### Stated problem
Copy everything in the data below exactly except the pictures.
┄┄┄┄┄┄┄┄┄┄┄┄┄┄┄┄┄┄┄┄
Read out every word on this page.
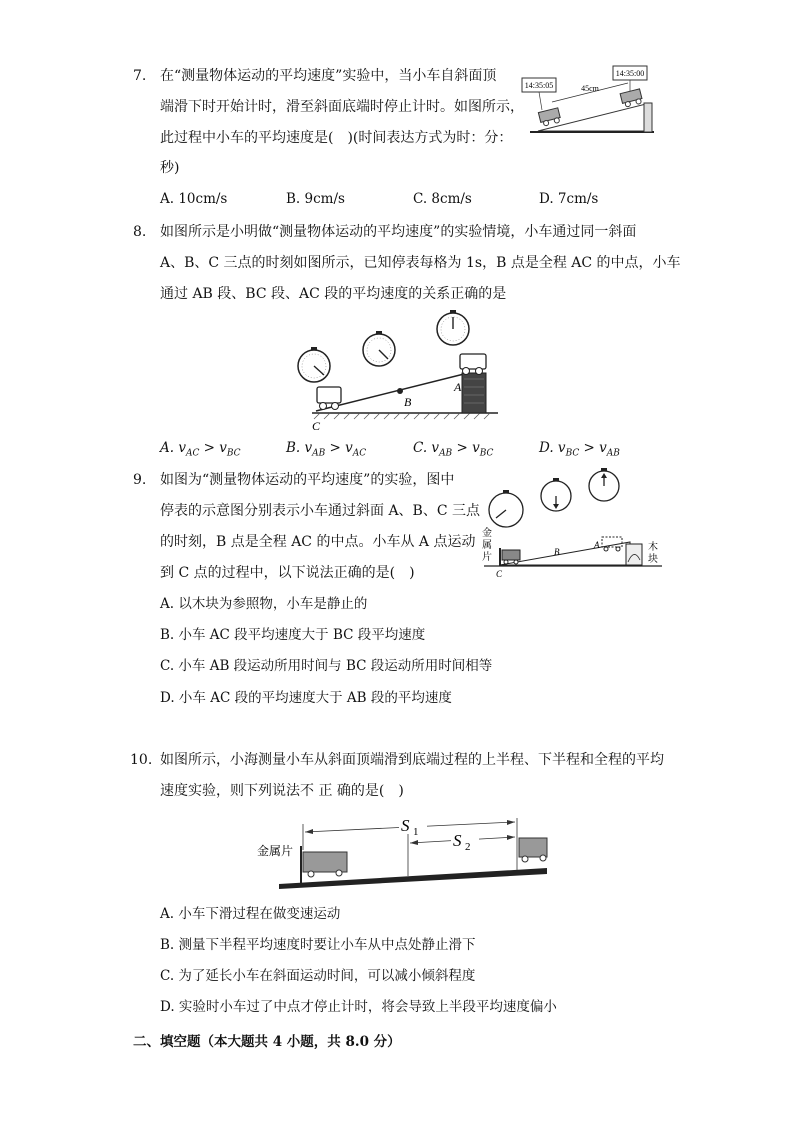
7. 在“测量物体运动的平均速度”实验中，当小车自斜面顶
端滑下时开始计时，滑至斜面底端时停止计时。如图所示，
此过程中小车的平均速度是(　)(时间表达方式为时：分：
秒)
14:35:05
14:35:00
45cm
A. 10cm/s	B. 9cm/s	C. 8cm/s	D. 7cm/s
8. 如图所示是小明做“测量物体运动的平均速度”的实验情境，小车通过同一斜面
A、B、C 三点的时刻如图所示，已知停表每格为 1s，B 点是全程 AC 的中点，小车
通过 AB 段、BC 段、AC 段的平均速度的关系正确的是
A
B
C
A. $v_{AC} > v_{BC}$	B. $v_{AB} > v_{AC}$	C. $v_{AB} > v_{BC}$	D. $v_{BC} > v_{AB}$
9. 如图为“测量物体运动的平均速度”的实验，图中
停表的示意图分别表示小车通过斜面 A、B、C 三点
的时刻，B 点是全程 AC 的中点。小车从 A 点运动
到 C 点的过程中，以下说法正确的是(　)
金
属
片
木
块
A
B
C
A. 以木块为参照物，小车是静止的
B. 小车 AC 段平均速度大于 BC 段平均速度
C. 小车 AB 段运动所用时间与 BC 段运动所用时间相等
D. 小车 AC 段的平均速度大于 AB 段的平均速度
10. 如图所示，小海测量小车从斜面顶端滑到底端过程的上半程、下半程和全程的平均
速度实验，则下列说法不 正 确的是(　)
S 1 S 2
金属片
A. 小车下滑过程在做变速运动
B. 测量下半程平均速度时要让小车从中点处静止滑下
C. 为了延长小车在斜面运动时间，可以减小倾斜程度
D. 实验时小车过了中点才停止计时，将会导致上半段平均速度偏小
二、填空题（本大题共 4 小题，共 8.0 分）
┄┄┄┄┄┄┄┄┄┄┄┄┄┄┄┄┄┄┄┄
### Output of the exercise
Read out every word on this page.
7. 在“测量物体运动的平均速度”实验中，当小车自斜面顶
端滑下时开始计时，滑至斜面底端时停止计时。如图所示，
此过程中小车的平均速度是(　)(时间表达方式为时：分：
秒)
14:35:05
14:35:00
45cm
A. 10cm/s	B. 9cm/s	C. 8cm/s	D. 7cm/s
8. 如图所示是小明做“测量物体运动的平均速度”的实验情境，小车通过同一斜面
A、B、C 三点的时刻如图所示，已知停表每格为 1s，B 点是全程 AC 的中点，小车
通过 AB 段、BC 段、AC 段的平均速度的关系正确的是
A
B
C
A. $v_{AC} > v_{BC}$	B. $v_{AB} > v_{AC}$	C. $v_{AB} > v_{BC}$	D. $v_{BC} > v_{AB}$
9. 如图为“测量物体运动的平均速度”的实验，图中
停表的示意图分别表示小车通过斜面 A、B、C 三点
的时刻，B 点是全程 AC 的中点。小车从 A 点运动
到 C 点的过程中，以下说法正确的是(　)
金
属
片
木
块
A
B
C
A. 以木块为参照物，小车是静止的
B. 小车 AC 段平均速度大于 BC 段平均速度
C. 小车 AB 段运动所用时间与 BC 段运动所用时间相等
D. 小车 AC 段的平均速度大于 AB 段的平均速度
10. 如图所示，小海测量小车从斜面顶端滑到底端过程的上半程、下半程和全程的平均
速度实验，则下列说法不 正 确的是(　)
S 1 S 2
金属片
A. 小车下滑过程在做变速运动
B. 测量下半程平均速度时要让小车从中点处静止滑下
C. 为了延长小车在斜面运动时间，可以减小倾斜程度
D. 实验时小车过了中点才停止计时，将会导致上半段平均速度偏小
二、填空题（本大题共 4 小题，共 8.0 分）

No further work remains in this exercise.